**** Data to use
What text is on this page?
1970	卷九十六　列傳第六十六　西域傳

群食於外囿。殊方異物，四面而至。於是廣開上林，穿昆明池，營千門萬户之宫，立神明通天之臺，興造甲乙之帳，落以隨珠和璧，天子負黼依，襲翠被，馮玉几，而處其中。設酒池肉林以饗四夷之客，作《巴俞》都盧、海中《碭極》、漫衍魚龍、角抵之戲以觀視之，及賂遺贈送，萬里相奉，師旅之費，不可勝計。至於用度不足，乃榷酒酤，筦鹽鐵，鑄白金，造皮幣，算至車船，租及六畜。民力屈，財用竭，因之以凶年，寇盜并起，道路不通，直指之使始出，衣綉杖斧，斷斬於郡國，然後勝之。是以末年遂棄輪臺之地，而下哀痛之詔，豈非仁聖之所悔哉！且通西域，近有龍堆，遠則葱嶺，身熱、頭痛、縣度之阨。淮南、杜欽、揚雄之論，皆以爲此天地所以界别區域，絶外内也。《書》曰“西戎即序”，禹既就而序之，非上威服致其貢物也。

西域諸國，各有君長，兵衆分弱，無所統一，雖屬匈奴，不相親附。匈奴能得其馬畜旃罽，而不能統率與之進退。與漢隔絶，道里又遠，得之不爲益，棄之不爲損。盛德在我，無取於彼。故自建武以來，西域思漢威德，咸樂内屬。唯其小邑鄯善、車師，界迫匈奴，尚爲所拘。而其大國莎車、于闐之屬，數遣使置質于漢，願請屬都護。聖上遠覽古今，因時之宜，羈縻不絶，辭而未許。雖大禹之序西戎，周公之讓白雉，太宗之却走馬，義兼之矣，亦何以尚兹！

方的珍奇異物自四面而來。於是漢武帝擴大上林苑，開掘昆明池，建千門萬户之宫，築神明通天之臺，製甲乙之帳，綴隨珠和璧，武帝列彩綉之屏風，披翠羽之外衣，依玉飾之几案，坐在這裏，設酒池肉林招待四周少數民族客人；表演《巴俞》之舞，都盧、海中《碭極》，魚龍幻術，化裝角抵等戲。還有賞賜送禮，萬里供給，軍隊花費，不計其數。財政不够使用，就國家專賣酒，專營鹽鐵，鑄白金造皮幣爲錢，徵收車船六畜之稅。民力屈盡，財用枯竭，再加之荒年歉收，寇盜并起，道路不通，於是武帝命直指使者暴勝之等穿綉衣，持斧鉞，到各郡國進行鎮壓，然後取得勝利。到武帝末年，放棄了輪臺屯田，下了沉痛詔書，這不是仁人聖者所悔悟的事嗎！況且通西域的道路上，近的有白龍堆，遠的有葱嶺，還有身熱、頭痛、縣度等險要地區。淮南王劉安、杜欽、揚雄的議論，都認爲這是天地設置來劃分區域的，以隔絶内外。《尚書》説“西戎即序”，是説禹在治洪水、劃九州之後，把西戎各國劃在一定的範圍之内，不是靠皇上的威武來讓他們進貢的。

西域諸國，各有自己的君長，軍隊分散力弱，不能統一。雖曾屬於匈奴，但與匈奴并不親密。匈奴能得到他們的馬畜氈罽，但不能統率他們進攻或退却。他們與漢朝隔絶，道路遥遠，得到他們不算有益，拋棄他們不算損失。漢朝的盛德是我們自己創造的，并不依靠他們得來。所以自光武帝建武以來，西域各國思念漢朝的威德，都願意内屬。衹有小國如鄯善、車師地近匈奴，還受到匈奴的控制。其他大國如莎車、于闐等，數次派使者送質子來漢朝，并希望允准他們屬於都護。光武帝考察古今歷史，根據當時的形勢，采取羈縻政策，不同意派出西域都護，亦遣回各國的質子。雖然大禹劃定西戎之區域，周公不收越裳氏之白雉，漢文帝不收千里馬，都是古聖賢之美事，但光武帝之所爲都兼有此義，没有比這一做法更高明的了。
********
Challenge: Copy every line verbatim.

Completed task:
What text is on this page?
1970	卷九十六　列傳第六十六　西域傳

群食於外囿。殊方異物，四面而至。於是廣開上林，穿昆明池，營千門萬户之宫，立神明通天之臺，興造甲乙之帳，落以隨珠和璧，天子負黼依，襲翠被，馮玉几，而處其中。設酒池肉林以饗四夷之客，作《巴俞》都盧、海中《碭極》、漫衍魚龍、角抵之戲以觀視之，及賂遺贈送，萬里相奉，師旅之費，不可勝計。至於用度不足，乃榷酒酤，筦鹽鐵，鑄白金，造皮幣，算至車船，租及六畜。民力屈，財用竭，因之以凶年，寇盜并起，道路不通，直指之使始出，衣綉杖斧，斷斬於郡國，然後勝之。是以末年遂棄輪臺之地，而下哀痛之詔，豈非仁聖之所悔哉！且通西域，近有龍堆，遠則葱嶺，身熱、頭痛、縣度之阨。淮南、杜欽、揚雄之論，皆以爲此天地所以界别區域，絶外内也。《書》曰“西戎即序”，禹既就而序之，非上威服致其貢物也。

西域諸國，各有君長，兵衆分弱，無所統一，雖屬匈奴，不相親附。匈奴能得其馬畜旃罽，而不能統率與之進退。與漢隔絶，道里又遠，得之不爲益，棄之不爲損。盛德在我，無取於彼。故自建武以來，西域思漢威德，咸樂内屬。唯其小邑鄯善、車師，界迫匈奴，尚爲所拘。而其大國莎車、于闐之屬，數遣使置質于漢，願請屬都護。聖上遠覽古今，因時之宜，羈縻不絶，辭而未許。雖大禹之序西戎，周公之讓白雉，太宗之却走馬，義兼之矣，亦何以尚兹！

方的珍奇異物自四面而來。於是漢武帝擴大上林苑，開掘昆明池，建千門萬户之宫，築神明通天之臺，製甲乙之帳，綴隨珠和璧，武帝列彩綉之屏風，披翠羽之外衣，依玉飾之几案，坐在這裏，設酒池肉林招待四周少數民族客人；表演《巴俞》之舞，都盧、海中《碭極》，魚龍幻術，化裝角抵等戲。還有賞賜送禮，萬里供給，軍隊花費，不計其數。財政不够使用，就國家專賣酒，專營鹽鐵，鑄白金造皮幣爲錢，徵收車船六畜之稅。民力屈盡，財用枯竭，再加之荒年歉收，寇盜并起，道路不通，於是武帝命直指使者暴勝之等穿綉衣，持斧鉞，到各郡國進行鎮壓，然後取得勝利。到武帝末年，放棄了輪臺屯田，下了沉痛詔書，這不是仁人聖者所悔悟的事嗎！況且通西域的道路上，近的有白龍堆，遠的有葱嶺，還有身熱、頭痛、縣度等險要地區。淮南王劉安、杜欽、揚雄的議論，都認爲這是天地設置來劃分區域的，以隔絶内外。《尚書》説“西戎即序”，是説禹在治洪水、劃九州之後，把西戎各國劃在一定的範圍之内，不是靠皇上的威武來讓他們進貢的。

西域諸國，各有自己的君長，軍隊分散力弱，不能統一。雖曾屬於匈奴，但與匈奴并不親密。匈奴能得到他們的馬畜氈罽，但不能統率他們進攻或退却。他們與漢朝隔絶，道路遥遠，得到他們不算有益，拋棄他們不算損失。漢朝的盛德是我們自己創造的，并不依靠他們得來。所以自光武帝建武以來，西域各國思念漢朝的威德，都願意内屬。衹有小國如鄯善、車師地近匈奴，還受到匈奴的控制。其他大國如莎車、于闐等，數次派使者送質子來漢朝，并希望允准他們屬於都護。光武帝考察古今歷史，根據當時的形勢，采取羈縻政策，不同意派出西域都護，亦遣回各國的質子。雖然大禹劃定西戎之區域，周公不收越裳氏之白雉，漢文帝不收千里馬，都是古聖賢之美事，但光武帝之所爲都兼有此義，没有比這一做法更高明的了。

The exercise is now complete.